● **Stored records**:
[BEGIN]

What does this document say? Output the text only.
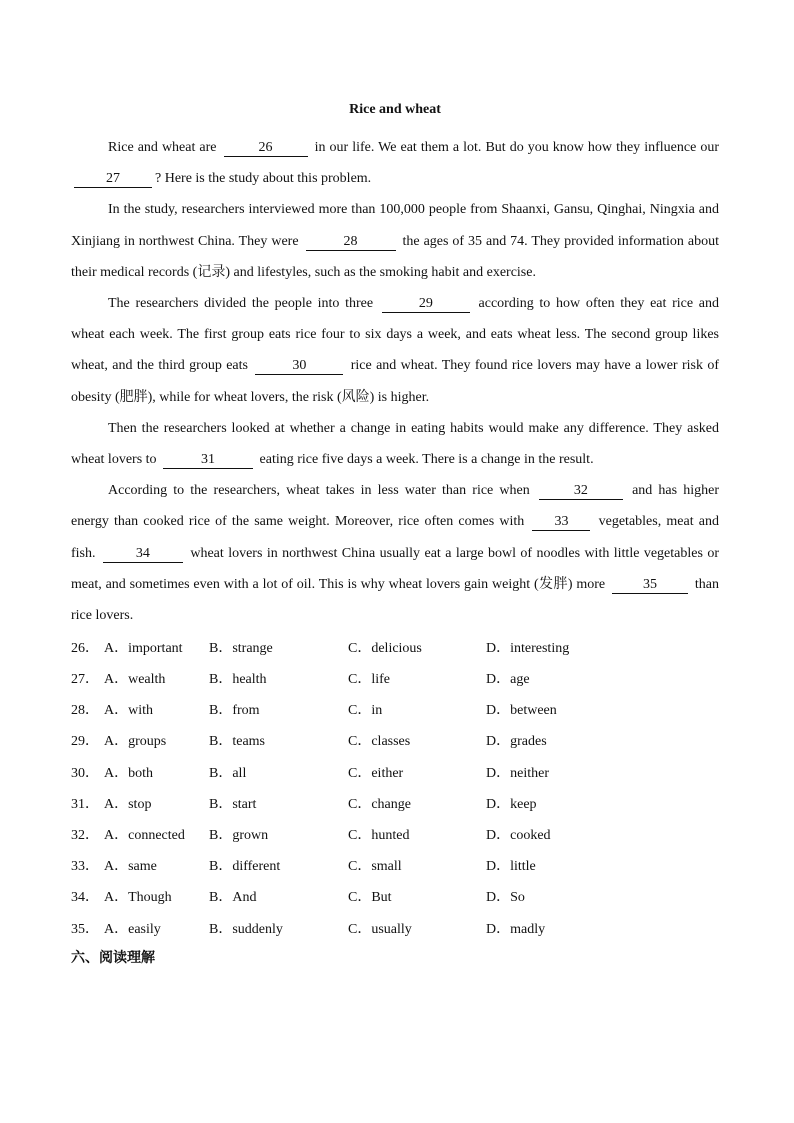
Rice and wheat

Rice and wheat are	26	in our life. We eat them a lot. But do you know how they influence our 27	? Here is the study about this problem.

In the study, researchers interviewed more than 100,000 people from Shaanxi, Gansu, Qinghai, Ningxia and Xinjiang in northwest China. They were	28	the ages of 35 and 74. They provided information about their medical records (记录) and lifestyles, such as the smoking habit and exercise.

The researchers divided the people into three	29	according to how often they eat rice and wheat each week. The first group eats rice four to six days a week, and eats wheat less. The second group likes wheat, and the third group eats	30	rice and wheat. They found rice lovers may have a lower risk of obesity (肥胖), while for wheat lovers, the risk (风险) is higher.

Then the researchers looked at whether a change in eating habits would make any difference. They asked wheat lovers to	31	eating rice five days a week. There is a change in the result.

According to the researchers, wheat takes in less water than rice when	32	and has higher energy than cooked rice of the same weight. Moreover, rice often comes with 33 vegetables, meat and fish.	34	wheat lovers in northwest China usually eat a large bowl of noodles with little vegetables or meat, and sometimes even with a lot of oil. This is why wheat lovers gain weight (发胖) more	35	than rice lovers.

26． A．important	B．strange	C．delicious	D．interesting
27． A．wealth	B．health	C．life	D．age
28． A．with	B．from	C．in	D．between
29． A．groups	B．teams	C．classes	D．grades
30． A．both	B．all	C．either	D．neither
31． A．stop	B．start	C．change	D．keep
32． A．connected	B．grown	C．hunted	D．cooked
33． A．same	B．different	C．small	D．little
34． A．Though	B．And	C．But	D．So
35． A．easily	B．suddenly	C．usually	D．madly
六、阅读理解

[END]

● **WHAT IS ASKED**:
Extract all lines that hold the word "usually".

● **ANSWER TO THE TASK**:
According to the researchers, wheat takes in less water than rice when	32	and has higher energy than cooked rice of the same weight. Moreover, rice often comes with 33 vegetables, meat and fish.	34	wheat lovers in northwest China usually eat a large bowl of noodles with little vegetables or meat, and sometimes even with a lot of oil. This is why wheat lovers gain weight (发胖) more	35	than rice lovers.
35． A．easily	B．suddenly	C．usually	D．madly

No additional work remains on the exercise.